Data taken from a collection:
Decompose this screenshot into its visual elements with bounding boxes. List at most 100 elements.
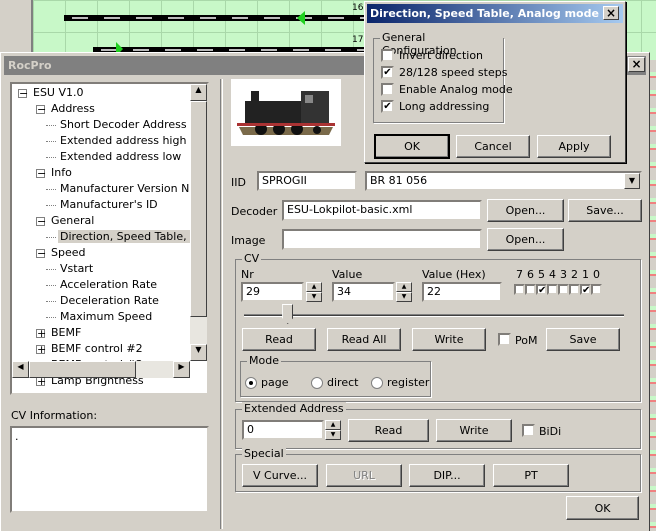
- splitter[interactable]: [220, 79, 223, 529]
- dropdown-arrow-icon[interactable]: ▼: [624, 173, 640, 189]
- cv-hex-input[interactable]: 22: [422, 282, 502, 302]
- extended-address-input[interactable]: 0: [242, 420, 324, 440]
- dialog-title-bar[interactable]: Direction, Speed Table, Analog mode: [367, 4, 623, 23]
- spin-down-button[interactable]: ▼: [325, 430, 341, 440]
- iid-label: IID: [231, 176, 246, 189]
- cv-tree[interactable]: − ESU V1.0− Address Short Decoder Address Ex…: [10, 82, 209, 395]
- pt-button[interactable]: PT: [493, 464, 569, 487]
- tree-item[interactable]: Extended address low: [58, 150, 183, 163]
- loco-id-combo[interactable]: BR 81 056 ▼: [365, 171, 642, 191]
- nr-label: Nr: [241, 268, 254, 281]
- close-button[interactable]: ×: [628, 57, 645, 72]
- dialog-ok-button[interactable]: OK: [374, 134, 450, 159]
- tree-item[interactable]: Info: [49, 166, 74, 179]
- tree-horizontal-scrollbar[interactable]: ◀ ▶: [12, 361, 190, 378]
- collapse-icon[interactable]: −: [36, 248, 46, 259]
- radio-button[interactable]: [245, 377, 257, 389]
- tree-item[interactable]: Manufacturer Version No: [58, 182, 198, 195]
- bit-checkbox-6[interactable]: [525, 284, 536, 295]
- collapse-icon[interactable]: −: [36, 216, 46, 227]
- ok-button[interactable]: OK: [566, 496, 639, 520]
- cv-read-button[interactable]: Read: [242, 328, 316, 351]
- cv-nr-input[interactable]: 29: [241, 282, 304, 302]
- cv-slider-thumb[interactable]: [282, 304, 294, 324]
- bit-checkbox-1[interactable]: ✔: [580, 284, 591, 296]
- bit-checkbox-5[interactable]: ✔: [536, 284, 547, 296]
- spin-up-button[interactable]: ▲: [396, 282, 412, 292]
- iid-input[interactable]: SPROGII: [257, 171, 357, 191]
- expand-icon[interactable]: +: [36, 328, 46, 339]
- collapse-icon[interactable]: −: [18, 88, 28, 99]
- cv-save-button[interactable]: Save: [546, 328, 620, 351]
- decoder-save-button[interactable]: Save...: [568, 199, 642, 222]
- spin-up-button[interactable]: ▲: [325, 420, 341, 430]
- option-checkbox[interactable]: ✔: [381, 100, 394, 113]
- decoder-open-button[interactable]: Open...: [487, 199, 564, 222]
- scroll-thumb[interactable]: [29, 361, 136, 378]
- bit-checkbox-2[interactable]: [569, 284, 580, 295]
- cv-nr-spinner[interactable]: ▲ ▼: [306, 282, 322, 302]
- v-curve-button[interactable]: V Curve...: [242, 464, 318, 487]
- cv-value-input[interactable]: 34: [332, 282, 395, 302]
- collapse-icon[interactable]: −: [36, 168, 46, 179]
- decoder-input[interactable]: ESU-Lokpilot-basic.xml: [282, 200, 482, 221]
- tree-item[interactable]: Maximum Speed: [58, 310, 154, 323]
- option-checkbox[interactable]: [381, 83, 394, 96]
- bit-checkbox-4[interactable]: [547, 284, 558, 295]
- mode-radio-register[interactable]: register: [371, 376, 429, 389]
- scroll-right-button[interactable]: ▶: [173, 361, 190, 378]
- scroll-down-button[interactable]: ▼: [190, 344, 207, 361]
- dip-button[interactable]: DIP...: [409, 464, 485, 487]
- track-segment[interactable]: [64, 15, 364, 21]
- tree-item[interactable]: Short Decoder Address: [58, 118, 189, 131]
- spin-down-button[interactable]: ▼: [306, 292, 322, 302]
- ext-write-button[interactable]: Write: [436, 419, 512, 442]
- expand-icon[interactable]: +: [36, 376, 46, 387]
- mode-group: Mode page direct register: [240, 354, 431, 397]
- tree-item[interactable]: Address: [49, 102, 97, 115]
- bit-checkbox-7[interactable]: [514, 284, 525, 295]
- ext-read-button[interactable]: Read: [348, 419, 429, 442]
- tree-item[interactable]: Deceleration Rate: [58, 294, 161, 307]
- dialog-cancel-button[interactable]: Cancel: [456, 135, 530, 158]
- spin-up-button[interactable]: ▲: [306, 282, 322, 292]
- tree-item[interactable]: BEMF: [49, 326, 83, 339]
- cv-slider-track[interactable]: [244, 314, 624, 317]
- tree-item[interactable]: Manufacturer's ID: [58, 198, 160, 211]
- radio-button[interactable]: [371, 377, 383, 389]
- bit-checkbox-0[interactable]: [591, 284, 602, 295]
- cv-write-button[interactable]: Write: [412, 328, 486, 351]
- image-input[interactable]: [282, 229, 482, 250]
- image-open-button[interactable]: Open...: [487, 228, 564, 251]
- dialog-apply-button[interactable]: Apply: [537, 135, 611, 158]
- tree-item[interactable]: General: [49, 214, 96, 227]
- cv-value-spinner[interactable]: ▲ ▼: [396, 282, 412, 302]
- scroll-thumb[interactable]: [190, 101, 207, 317]
- expand-icon[interactable]: +: [36, 344, 46, 355]
- collapse-icon[interactable]: −: [36, 104, 46, 115]
- dialog-close-button[interactable]: ×: [603, 6, 619, 20]
- tree-item[interactable]: Vstart: [58, 262, 95, 275]
- mode-radio-direct[interactable]: direct: [311, 376, 358, 389]
- radio-button[interactable]: [311, 377, 323, 389]
- mode-radio-page[interactable]: page: [245, 376, 288, 389]
- tree-item[interactable]: Acceleration Rate: [58, 278, 159, 291]
- spin-down-button[interactable]: ▼: [396, 292, 412, 302]
- option-checkbox[interactable]: ✔: [381, 66, 394, 79]
- tree-vertical-scrollbar[interactable]: ▲ ▼: [190, 84, 207, 361]
- tree-item[interactable]: Extended address high: [58, 134, 188, 147]
- extended-address-spinner[interactable]: ▲ ▼: [325, 420, 341, 440]
- option-checkbox[interactable]: [381, 49, 394, 62]
- cv-read-all-button[interactable]: Read All: [327, 328, 401, 351]
- scroll-left-button[interactable]: ◀: [12, 361, 29, 378]
- bidi-checkbox[interactable]: [522, 424, 535, 437]
- pom-checkbox[interactable]: [498, 333, 511, 346]
- tree-item[interactable]: ESU V1.0: [31, 86, 86, 99]
- scroll-up-button[interactable]: ▲: [190, 84, 207, 101]
- bit-checkbox-3[interactable]: [558, 284, 569, 295]
- tree-item[interactable]: Speed: [49, 246, 87, 259]
- cv-info-textbox[interactable]: .: [10, 426, 209, 513]
- tree-item[interactable]: BEMF control #2: [49, 342, 145, 355]
- tree-item[interactable]: Direction, Speed Table, Analog mode: [58, 230, 207, 243]
- url-button[interactable]: URL: [326, 464, 402, 487]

Problem:
Reproduce every line of the items above verbatim, leaving out the pictures.

Task response:
Decompose this screenshot into its visual elements with bounding boxes. List at most 100 elements.
- splitter[interactable]: [220, 79, 223, 529]
- dropdown-arrow-icon[interactable]: ▼: [624, 173, 640, 189]
- cv-hex-input[interactable]: 22: [422, 282, 502, 302]
- extended-address-input[interactable]: 0: [242, 420, 324, 440]
- dialog-title-bar[interactable]: Direction, Speed Table, Analog mode: [367, 4, 623, 23]
- spin-down-button[interactable]: ▼: [325, 430, 341, 440]
- iid-label: IID: [231, 176, 246, 189]
- cv-tree[interactable]: − ESU V1.0− Address Short Decoder Address Ex…: [10, 82, 209, 395]
- pt-button[interactable]: PT: [493, 464, 569, 487]
- tree-item[interactable]: Extended address low: [58, 150, 183, 163]
- loco-id-combo[interactable]: BR 81 056 ▼: [365, 171, 642, 191]
- nr-label: Nr: [241, 268, 254, 281]
- close-button[interactable]: ×: [628, 57, 645, 72]
- dialog-ok-button[interactable]: OK: [374, 134, 450, 159]
- tree-item[interactable]: Info: [49, 166, 74, 179]
- tree-horizontal-scrollbar[interactable]: ◀ ▶: [12, 361, 190, 378]
- collapse-icon[interactable]: −: [36, 248, 46, 259]
- radio-button[interactable]: [245, 377, 257, 389]
- tree-item[interactable]: Manufacturer Version No: [58, 182, 198, 195]
- bit-checkbox-6[interactable]: [525, 284, 536, 295]
- collapse-icon[interactable]: −: [36, 216, 46, 227]
- ok-button[interactable]: OK: [566, 496, 639, 520]
- cv-read-button[interactable]: Read: [242, 328, 316, 351]
- cv-nr-input[interactable]: 29: [241, 282, 304, 302]
- cv-slider-thumb[interactable]: [282, 304, 294, 324]
- bit-checkbox-1[interactable]: ✔: [580, 284, 591, 296]
- bit-checkbox-5[interactable]: ✔: [536, 284, 547, 296]
- spin-up-button[interactable]: ▲: [396, 282, 412, 292]
- iid-input[interactable]: SPROGII: [257, 171, 357, 191]
- expand-icon[interactable]: +: [36, 328, 46, 339]
- collapse-icon[interactable]: −: [18, 88, 28, 99]
- cv-save-button[interactable]: Save: [546, 328, 620, 351]
- decoder-save-button[interactable]: Save...: [568, 199, 642, 222]
- spin-up-button[interactable]: ▲: [325, 420, 341, 430]
- option-checkbox[interactable]: ✔: [381, 100, 394, 113]
- decoder-open-button[interactable]: Open...: [487, 199, 564, 222]
- scroll-thumb[interactable]: [29, 361, 136, 378]
- bit-checkbox-2[interactable]: [569, 284, 580, 295]
- cv-nr-spinner[interactable]: ▲ ▼: [306, 282, 322, 302]
- v-curve-button[interactable]: V Curve...: [242, 464, 318, 487]
- cv-value-input[interactable]: 34: [332, 282, 395, 302]
- collapse-icon[interactable]: −: [36, 168, 46, 179]
- decoder-input[interactable]: ESU-Lokpilot-basic.xml: [282, 200, 482, 221]
- tree-item[interactable]: Maximum Speed: [58, 310, 154, 323]
- option-checkbox[interactable]: [381, 83, 394, 96]
- bit-checkbox-4[interactable]: [547, 284, 558, 295]
- mode-radio-register[interactable]: register: [371, 376, 429, 389]
- scroll-right-button[interactable]: ▶: [173, 361, 190, 378]
- scroll-down-button[interactable]: ▼: [190, 344, 207, 361]
- dip-button[interactable]: DIP...: [409, 464, 485, 487]
- track-segment[interactable]: [64, 15, 364, 21]
- tree-item[interactable]: Short Decoder Address: [58, 118, 189, 131]
- spin-down-button[interactable]: ▼: [306, 292, 322, 302]
- ext-write-button[interactable]: Write: [436, 419, 512, 442]
- expand-icon[interactable]: +: [36, 376, 46, 387]
- mode-group: Mode page direct register: [240, 354, 431, 397]
- tree-item[interactable]: Address: [49, 102, 97, 115]
- bit-checkbox-7[interactable]: [514, 284, 525, 295]
- ext-read-button[interactable]: Read: [348, 419, 429, 442]
- tree-item[interactable]: Deceleration Rate: [58, 294, 161, 307]
- dialog-cancel-button[interactable]: Cancel: [456, 135, 530, 158]
- spin-up-button[interactable]: ▲: [306, 282, 322, 292]
- tree-item[interactable]: BEMF: [49, 326, 83, 339]
- cv-slider-track[interactable]: [244, 314, 624, 317]
- tree-item[interactable]: Manufacturer's ID: [58, 198, 160, 211]
- radio-button[interactable]: [371, 377, 383, 389]
- bit-checkbox-0[interactable]: [591, 284, 602, 295]
- cv-write-button[interactable]: Write: [412, 328, 486, 351]
- image-input[interactable]: [282, 229, 482, 250]
- image-open-button[interactable]: Open...: [487, 228, 564, 251]
- dialog-apply-button[interactable]: Apply: [537, 135, 611, 158]
- tree-item[interactable]: General: [49, 214, 96, 227]
- cv-value-spinner[interactable]: ▲ ▼: [396, 282, 412, 302]
- scroll-thumb[interactable]: [190, 101, 207, 317]
- expand-icon[interactable]: +: [36, 344, 46, 355]
- collapse-icon[interactable]: −: [36, 104, 46, 115]
- dialog-close-button[interactable]: ×: [603, 6, 619, 20]
- tree-item[interactable]: Vstart: [58, 262, 95, 275]
- mode-radio-direct[interactable]: direct: [311, 376, 358, 389]
- radio-button[interactable]: [311, 377, 323, 389]
- mode-radio-page[interactable]: page: [245, 376, 288, 389]
- tree-item[interactable]: Acceleration Rate: [58, 278, 159, 291]
- spin-down-button[interactable]: ▼: [396, 292, 412, 302]
- option-checkbox[interactable]: ✔: [381, 66, 394, 79]
- tree-vertical-scrollbar[interactable]: ▲ ▼: [190, 84, 207, 361]
- tree-item[interactable]: Extended address high: [58, 134, 188, 147]
- extended-address-spinner[interactable]: ▲ ▼: [325, 420, 341, 440]
- option-checkbox[interactable]: [381, 49, 394, 62]
- cv-read-all-button[interactable]: Read All: [327, 328, 401, 351]
- scroll-left-button[interactable]: ◀: [12, 361, 29, 378]
- bidi-checkbox[interactable]: [522, 424, 535, 437]
- pom-checkbox[interactable]: [498, 333, 511, 346]
- tree-item[interactable]: ESU V1.0: [31, 86, 86, 99]
- scroll-up-button[interactable]: ▲: [190, 84, 207, 101]
- bit-checkbox-3[interactable]: [558, 284, 569, 295]
- tree-item[interactable]: Speed: [49, 246, 87, 259]
- cv-info-textbox[interactable]: .: [10, 426, 209, 513]
- tree-item[interactable]: BEMF control #2: [49, 342, 145, 355]
- tree-item[interactable]: Direction, Speed Table, Analog mode: [58, 230, 207, 243]
- url-button[interactable]: URL: [326, 464, 402, 487]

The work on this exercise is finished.